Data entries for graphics
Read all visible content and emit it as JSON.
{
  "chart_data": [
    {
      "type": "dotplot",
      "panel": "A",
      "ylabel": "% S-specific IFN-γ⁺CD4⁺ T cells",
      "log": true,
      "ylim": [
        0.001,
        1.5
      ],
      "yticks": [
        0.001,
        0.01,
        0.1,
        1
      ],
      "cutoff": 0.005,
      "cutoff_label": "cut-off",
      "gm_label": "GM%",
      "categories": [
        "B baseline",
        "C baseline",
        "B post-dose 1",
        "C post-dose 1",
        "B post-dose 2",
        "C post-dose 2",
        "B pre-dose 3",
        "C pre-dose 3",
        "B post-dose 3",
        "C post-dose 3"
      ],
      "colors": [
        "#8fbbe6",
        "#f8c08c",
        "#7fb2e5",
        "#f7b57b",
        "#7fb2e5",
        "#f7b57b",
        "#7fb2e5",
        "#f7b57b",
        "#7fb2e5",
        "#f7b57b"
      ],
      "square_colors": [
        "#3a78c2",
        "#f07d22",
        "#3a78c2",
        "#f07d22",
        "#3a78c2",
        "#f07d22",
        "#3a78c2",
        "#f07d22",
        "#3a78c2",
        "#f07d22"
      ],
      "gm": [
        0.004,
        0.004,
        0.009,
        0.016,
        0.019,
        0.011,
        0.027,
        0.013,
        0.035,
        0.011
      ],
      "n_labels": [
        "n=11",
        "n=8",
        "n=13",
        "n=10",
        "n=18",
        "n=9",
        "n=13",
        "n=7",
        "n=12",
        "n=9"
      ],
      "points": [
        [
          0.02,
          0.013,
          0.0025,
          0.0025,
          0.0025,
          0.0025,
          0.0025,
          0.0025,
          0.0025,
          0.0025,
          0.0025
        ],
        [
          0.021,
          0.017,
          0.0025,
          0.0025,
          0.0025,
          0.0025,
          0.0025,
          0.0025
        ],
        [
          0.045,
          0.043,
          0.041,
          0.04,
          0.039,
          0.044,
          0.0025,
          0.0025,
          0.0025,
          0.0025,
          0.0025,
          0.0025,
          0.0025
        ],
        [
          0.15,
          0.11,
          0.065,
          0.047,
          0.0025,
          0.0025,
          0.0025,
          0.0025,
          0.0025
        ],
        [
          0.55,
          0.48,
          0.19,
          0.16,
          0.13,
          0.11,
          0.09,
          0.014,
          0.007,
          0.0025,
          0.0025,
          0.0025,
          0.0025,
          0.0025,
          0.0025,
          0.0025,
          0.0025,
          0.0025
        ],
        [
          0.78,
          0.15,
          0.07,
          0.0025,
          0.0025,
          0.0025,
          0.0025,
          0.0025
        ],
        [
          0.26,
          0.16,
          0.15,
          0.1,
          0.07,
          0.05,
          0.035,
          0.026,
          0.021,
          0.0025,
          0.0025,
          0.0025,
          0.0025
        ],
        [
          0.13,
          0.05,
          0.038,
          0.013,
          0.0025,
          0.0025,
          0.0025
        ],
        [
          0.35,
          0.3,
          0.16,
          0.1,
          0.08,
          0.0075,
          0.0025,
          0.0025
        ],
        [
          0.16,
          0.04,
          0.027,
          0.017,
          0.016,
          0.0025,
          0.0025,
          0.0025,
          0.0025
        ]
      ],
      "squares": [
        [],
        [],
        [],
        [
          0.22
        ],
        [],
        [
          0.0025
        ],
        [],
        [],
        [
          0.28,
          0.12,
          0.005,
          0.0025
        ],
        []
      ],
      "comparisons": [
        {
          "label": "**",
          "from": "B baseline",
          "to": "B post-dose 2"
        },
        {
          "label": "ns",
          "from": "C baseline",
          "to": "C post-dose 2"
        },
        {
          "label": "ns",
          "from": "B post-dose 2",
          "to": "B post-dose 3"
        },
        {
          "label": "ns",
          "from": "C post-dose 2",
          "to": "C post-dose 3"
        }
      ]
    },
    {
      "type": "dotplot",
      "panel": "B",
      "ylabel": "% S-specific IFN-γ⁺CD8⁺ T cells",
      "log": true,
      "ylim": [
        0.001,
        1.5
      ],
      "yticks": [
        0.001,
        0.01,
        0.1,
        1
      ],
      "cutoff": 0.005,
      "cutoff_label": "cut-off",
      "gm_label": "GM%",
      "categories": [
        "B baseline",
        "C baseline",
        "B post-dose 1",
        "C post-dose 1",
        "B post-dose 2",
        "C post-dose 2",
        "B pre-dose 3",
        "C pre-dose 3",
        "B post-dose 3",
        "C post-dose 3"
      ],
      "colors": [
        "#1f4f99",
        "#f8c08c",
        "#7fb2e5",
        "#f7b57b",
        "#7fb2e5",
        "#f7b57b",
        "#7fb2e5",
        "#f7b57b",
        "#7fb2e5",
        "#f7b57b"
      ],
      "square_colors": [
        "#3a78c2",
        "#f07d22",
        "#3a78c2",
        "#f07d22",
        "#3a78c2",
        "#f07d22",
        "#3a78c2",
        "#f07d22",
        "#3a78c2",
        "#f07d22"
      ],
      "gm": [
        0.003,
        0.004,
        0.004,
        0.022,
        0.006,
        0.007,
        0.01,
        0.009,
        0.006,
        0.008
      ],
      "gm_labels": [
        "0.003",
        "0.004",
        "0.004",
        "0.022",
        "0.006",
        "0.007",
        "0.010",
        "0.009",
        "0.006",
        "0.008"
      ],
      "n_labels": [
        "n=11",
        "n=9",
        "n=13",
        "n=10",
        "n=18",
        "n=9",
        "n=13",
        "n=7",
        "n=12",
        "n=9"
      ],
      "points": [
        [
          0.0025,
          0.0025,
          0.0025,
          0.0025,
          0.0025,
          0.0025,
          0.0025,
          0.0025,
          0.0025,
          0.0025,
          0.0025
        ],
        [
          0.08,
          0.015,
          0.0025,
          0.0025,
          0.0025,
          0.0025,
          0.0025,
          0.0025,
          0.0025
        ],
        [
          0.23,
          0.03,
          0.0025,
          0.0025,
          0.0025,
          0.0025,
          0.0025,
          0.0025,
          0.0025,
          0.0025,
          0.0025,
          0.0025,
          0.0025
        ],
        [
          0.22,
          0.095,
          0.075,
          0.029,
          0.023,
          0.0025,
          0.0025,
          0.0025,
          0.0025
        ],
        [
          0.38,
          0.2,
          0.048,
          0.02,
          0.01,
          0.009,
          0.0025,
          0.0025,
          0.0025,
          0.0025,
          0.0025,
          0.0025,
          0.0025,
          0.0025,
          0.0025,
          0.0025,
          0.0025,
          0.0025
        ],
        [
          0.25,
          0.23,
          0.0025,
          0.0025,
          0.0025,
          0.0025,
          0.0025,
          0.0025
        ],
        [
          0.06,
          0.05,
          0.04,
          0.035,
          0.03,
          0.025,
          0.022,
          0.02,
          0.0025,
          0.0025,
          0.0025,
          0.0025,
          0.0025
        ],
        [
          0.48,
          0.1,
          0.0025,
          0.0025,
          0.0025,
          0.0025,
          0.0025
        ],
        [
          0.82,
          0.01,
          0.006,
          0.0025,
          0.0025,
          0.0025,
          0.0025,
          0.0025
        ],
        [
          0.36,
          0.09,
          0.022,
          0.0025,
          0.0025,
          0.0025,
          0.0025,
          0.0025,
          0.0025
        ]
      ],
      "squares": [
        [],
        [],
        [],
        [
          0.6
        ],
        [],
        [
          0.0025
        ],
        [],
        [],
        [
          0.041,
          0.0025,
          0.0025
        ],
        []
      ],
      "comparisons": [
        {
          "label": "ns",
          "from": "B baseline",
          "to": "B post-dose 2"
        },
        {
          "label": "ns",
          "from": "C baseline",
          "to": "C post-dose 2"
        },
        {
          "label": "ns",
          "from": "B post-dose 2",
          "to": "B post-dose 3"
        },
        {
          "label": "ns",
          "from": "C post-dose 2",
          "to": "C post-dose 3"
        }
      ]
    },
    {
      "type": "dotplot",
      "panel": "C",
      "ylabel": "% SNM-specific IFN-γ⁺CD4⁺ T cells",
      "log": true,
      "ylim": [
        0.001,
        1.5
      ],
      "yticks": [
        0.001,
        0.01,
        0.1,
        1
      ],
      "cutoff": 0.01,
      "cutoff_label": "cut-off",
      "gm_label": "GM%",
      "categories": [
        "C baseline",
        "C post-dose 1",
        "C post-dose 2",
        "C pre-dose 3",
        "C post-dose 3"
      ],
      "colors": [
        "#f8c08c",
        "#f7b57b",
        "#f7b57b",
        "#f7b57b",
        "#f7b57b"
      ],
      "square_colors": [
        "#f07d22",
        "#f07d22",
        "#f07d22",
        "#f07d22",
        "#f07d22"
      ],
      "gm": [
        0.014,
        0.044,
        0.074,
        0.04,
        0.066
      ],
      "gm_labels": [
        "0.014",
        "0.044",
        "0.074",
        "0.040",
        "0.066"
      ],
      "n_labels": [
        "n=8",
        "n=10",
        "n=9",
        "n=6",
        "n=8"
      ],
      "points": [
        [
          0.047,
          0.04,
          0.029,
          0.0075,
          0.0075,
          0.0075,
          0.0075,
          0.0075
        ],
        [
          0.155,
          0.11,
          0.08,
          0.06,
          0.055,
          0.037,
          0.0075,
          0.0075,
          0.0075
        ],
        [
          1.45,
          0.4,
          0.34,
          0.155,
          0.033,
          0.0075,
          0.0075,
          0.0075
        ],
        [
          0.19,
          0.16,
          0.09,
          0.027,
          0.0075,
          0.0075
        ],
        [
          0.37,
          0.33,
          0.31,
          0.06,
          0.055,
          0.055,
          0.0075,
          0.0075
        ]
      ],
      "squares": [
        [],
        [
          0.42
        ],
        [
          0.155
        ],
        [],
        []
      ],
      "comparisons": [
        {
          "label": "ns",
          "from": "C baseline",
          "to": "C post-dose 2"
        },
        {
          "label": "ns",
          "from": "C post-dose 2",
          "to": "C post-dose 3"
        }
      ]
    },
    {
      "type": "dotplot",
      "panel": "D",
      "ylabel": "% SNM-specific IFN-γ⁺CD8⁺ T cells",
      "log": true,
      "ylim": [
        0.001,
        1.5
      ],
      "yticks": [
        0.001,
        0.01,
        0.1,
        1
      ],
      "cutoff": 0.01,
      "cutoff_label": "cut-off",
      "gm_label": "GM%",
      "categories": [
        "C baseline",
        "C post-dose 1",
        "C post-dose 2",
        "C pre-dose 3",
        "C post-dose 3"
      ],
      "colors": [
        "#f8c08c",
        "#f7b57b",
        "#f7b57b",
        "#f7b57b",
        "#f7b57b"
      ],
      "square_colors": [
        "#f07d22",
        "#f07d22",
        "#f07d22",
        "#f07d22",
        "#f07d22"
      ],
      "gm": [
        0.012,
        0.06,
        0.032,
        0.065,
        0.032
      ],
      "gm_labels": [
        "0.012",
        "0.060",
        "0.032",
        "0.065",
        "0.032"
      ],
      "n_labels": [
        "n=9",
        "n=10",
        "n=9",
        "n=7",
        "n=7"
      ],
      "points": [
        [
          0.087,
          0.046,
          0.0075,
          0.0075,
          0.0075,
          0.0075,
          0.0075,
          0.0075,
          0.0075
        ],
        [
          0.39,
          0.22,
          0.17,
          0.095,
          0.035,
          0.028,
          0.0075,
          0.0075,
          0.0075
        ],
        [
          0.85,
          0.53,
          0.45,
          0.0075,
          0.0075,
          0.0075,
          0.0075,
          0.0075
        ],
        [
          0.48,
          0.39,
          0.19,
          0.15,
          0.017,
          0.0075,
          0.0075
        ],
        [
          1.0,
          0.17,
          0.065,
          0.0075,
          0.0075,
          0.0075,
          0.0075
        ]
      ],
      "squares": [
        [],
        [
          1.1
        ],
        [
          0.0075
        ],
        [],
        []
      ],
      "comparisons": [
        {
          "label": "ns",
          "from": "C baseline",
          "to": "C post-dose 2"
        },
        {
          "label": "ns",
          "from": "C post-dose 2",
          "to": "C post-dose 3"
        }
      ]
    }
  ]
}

▶ Aim of the exercise:
Your task is to count the lines of the records that contain "ylabel". Answer with only that number.

▶ Response:
4